**Problem to solve:** Each entry below must be repeated exactly, with pictures left out.

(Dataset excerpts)
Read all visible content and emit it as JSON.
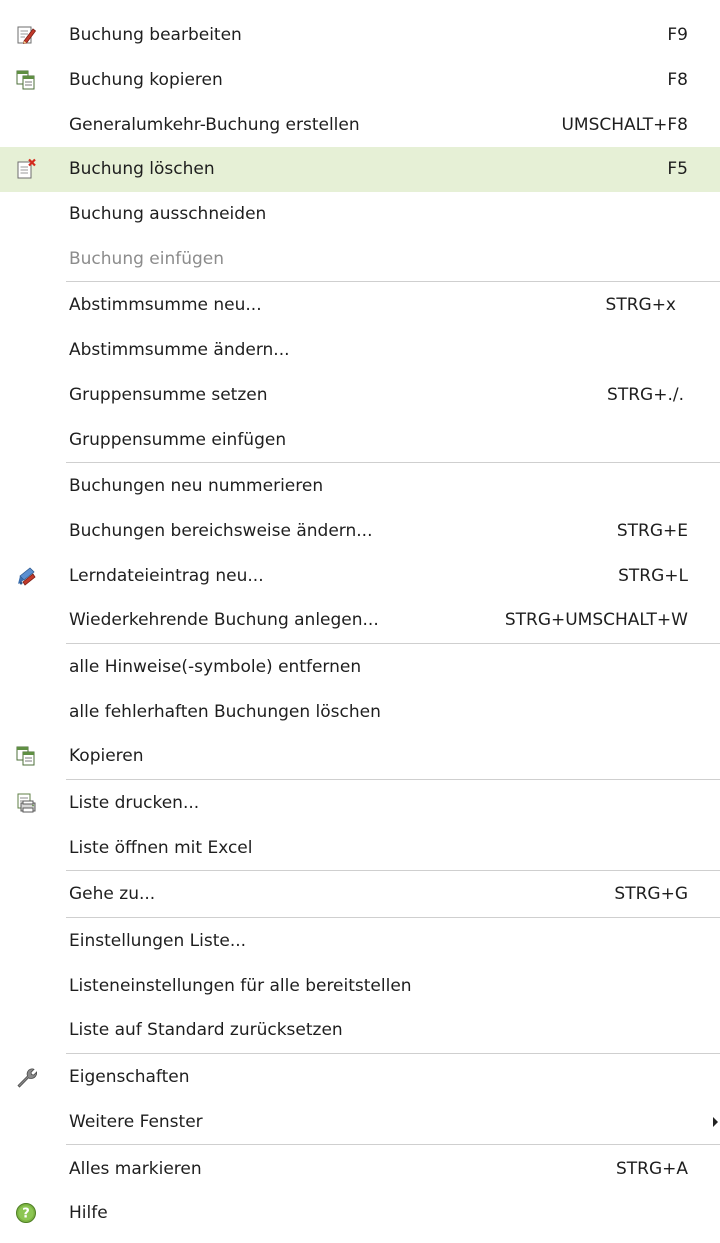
{
  "menu": {
    "items": [
      {
        "label": "Buchung bearbeiten",
        "shortcut": "F9",
        "icon": "edit-booking-icon"
      },
      {
        "label": "Buchung kopieren",
        "shortcut": "F8",
        "icon": "copy-booking-icon"
      },
      {
        "label": "Generalumkehr-Buchung erstellen",
        "shortcut": "UMSCHALT+F8"
      },
      {
        "label": "Buchung löschen",
        "shortcut": "F5",
        "icon": "delete-booking-icon",
        "highlighted": true
      },
      {
        "label": "Buchung ausschneiden",
        "shortcut": ""
      },
      {
        "label": "Buchung einfügen",
        "shortcut": "",
        "disabled": true
      },
      {
        "label": "Abstimmsumme neu...",
        "shortcut": "STRG+x"
      },
      {
        "label": "Abstimmsumme ändern...",
        "shortcut": ""
      },
      {
        "label": "Gruppensumme setzen",
        "shortcut": "STRG+./."
      },
      {
        "label": "Gruppensumme einfügen",
        "shortcut": ""
      },
      {
        "label": "Buchungen neu nummerieren",
        "shortcut": ""
      },
      {
        "label": "Buchungen bereichsweise ändern...",
        "shortcut": "STRG+E"
      },
      {
        "label": "Lerndateieintrag neu...",
        "shortcut": "STRG+L",
        "icon": "learn-file-entry-icon"
      },
      {
        "label": "Wiederkehrende Buchung anlegen...",
        "shortcut": "STRG+UMSCHALT+W"
      },
      {
        "label": "alle Hinweise(-symbole) entfernen",
        "shortcut": ""
      },
      {
        "label": "alle fehlerhaften Buchungen löschen",
        "shortcut": ""
      },
      {
        "label": "Kopieren",
        "shortcut": "",
        "icon": "copy-icon"
      },
      {
        "label": "Liste drucken...",
        "shortcut": "",
        "icon": "print-list-icon"
      },
      {
        "label": "Liste öffnen mit Excel",
        "shortcut": ""
      },
      {
        "label": "Gehe zu...",
        "shortcut": "STRG+G"
      },
      {
        "label": "Einstellungen Liste...",
        "shortcut": ""
      },
      {
        "label": "Listeneinstellungen für alle bereitstellen",
        "shortcut": ""
      },
      {
        "label": "Liste auf Standard zurücksetzen",
        "shortcut": ""
      },
      {
        "label": "Eigenschaften",
        "shortcut": "",
        "icon": "wrench-icon"
      },
      {
        "label": "Weitere Fenster",
        "shortcut": "",
        "submenu": true
      },
      {
        "label": "Alles markieren",
        "shortcut": "STRG+A"
      },
      {
        "label": "Hilfe",
        "shortcut": "",
        "icon": "help-icon"
      }
    ]
  },
  "colors": {
    "highlight": "#e6f0d6",
    "separator": "#cfcfcf",
    "disabled_text": "#8c8c8c",
    "text": "#1e1e1e"
  }
}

**Solution for this task:**
Read all visible content and emit it as JSON.
{
  "menu": {
    "items": [
      {
        "label": "Buchung bearbeiten",
        "shortcut": "F9",
        "icon": "edit-booking-icon"
      },
      {
        "label": "Buchung kopieren",
        "shortcut": "F8",
        "icon": "copy-booking-icon"
      },
      {
        "label": "Generalumkehr-Buchung erstellen",
        "shortcut": "UMSCHALT+F8"
      },
      {
        "label": "Buchung löschen",
        "shortcut": "F5",
        "icon": "delete-booking-icon",
        "highlighted": true
      },
      {
        "label": "Buchung ausschneiden",
        "shortcut": ""
      },
      {
        "label": "Buchung einfügen",
        "shortcut": "",
        "disabled": true
      },
      {
        "label": "Abstimmsumme neu...",
        "shortcut": "STRG+x"
      },
      {
        "label": "Abstimmsumme ändern...",
        "shortcut": ""
      },
      {
        "label": "Gruppensumme setzen",
        "shortcut": "STRG+./."
      },
      {
        "label": "Gruppensumme einfügen",
        "shortcut": ""
      },
      {
        "label": "Buchungen neu nummerieren",
        "shortcut": ""
      },
      {
        "label": "Buchungen bereichsweise ändern...",
        "shortcut": "STRG+E"
      },
      {
        "label": "Lerndateieintrag neu...",
        "shortcut": "STRG+L",
        "icon": "learn-file-entry-icon"
      },
      {
        "label": "Wiederkehrende Buchung anlegen...",
        "shortcut": "STRG+UMSCHALT+W"
      },
      {
        "label": "alle Hinweise(-symbole) entfernen",
        "shortcut": ""
      },
      {
        "label": "alle fehlerhaften Buchungen löschen",
        "shortcut": ""
      },
      {
        "label": "Kopieren",
        "shortcut": "",
        "icon": "copy-icon"
      },
      {
        "label": "Liste drucken...",
        "shortcut": "",
        "icon": "print-list-icon"
      },
      {
        "label": "Liste öffnen mit Excel",
        "shortcut": ""
      },
      {
        "label": "Gehe zu...",
        "shortcut": "STRG+G"
      },
      {
        "label": "Einstellungen Liste...",
        "shortcut": ""
      },
      {
        "label": "Listeneinstellungen für alle bereitstellen",
        "shortcut": ""
      },
      {
        "label": "Liste auf Standard zurücksetzen",
        "shortcut": ""
      },
      {
        "label": "Eigenschaften",
        "shortcut": "",
        "icon": "wrench-icon"
      },
      {
        "label": "Weitere Fenster",
        "shortcut": "",
        "submenu": true
      },
      {
        "label": "Alles markieren",
        "shortcut": "STRG+A"
      },
      {
        "label": "Hilfe",
        "shortcut": "",
        "icon": "help-icon"
      }
    ]
  },
  "colors": {
    "highlight": "#e6f0d6",
    "separator": "#cfcfcf",
    "disabled_text": "#8c8c8c",
    "text": "#1e1e1e"
  }
}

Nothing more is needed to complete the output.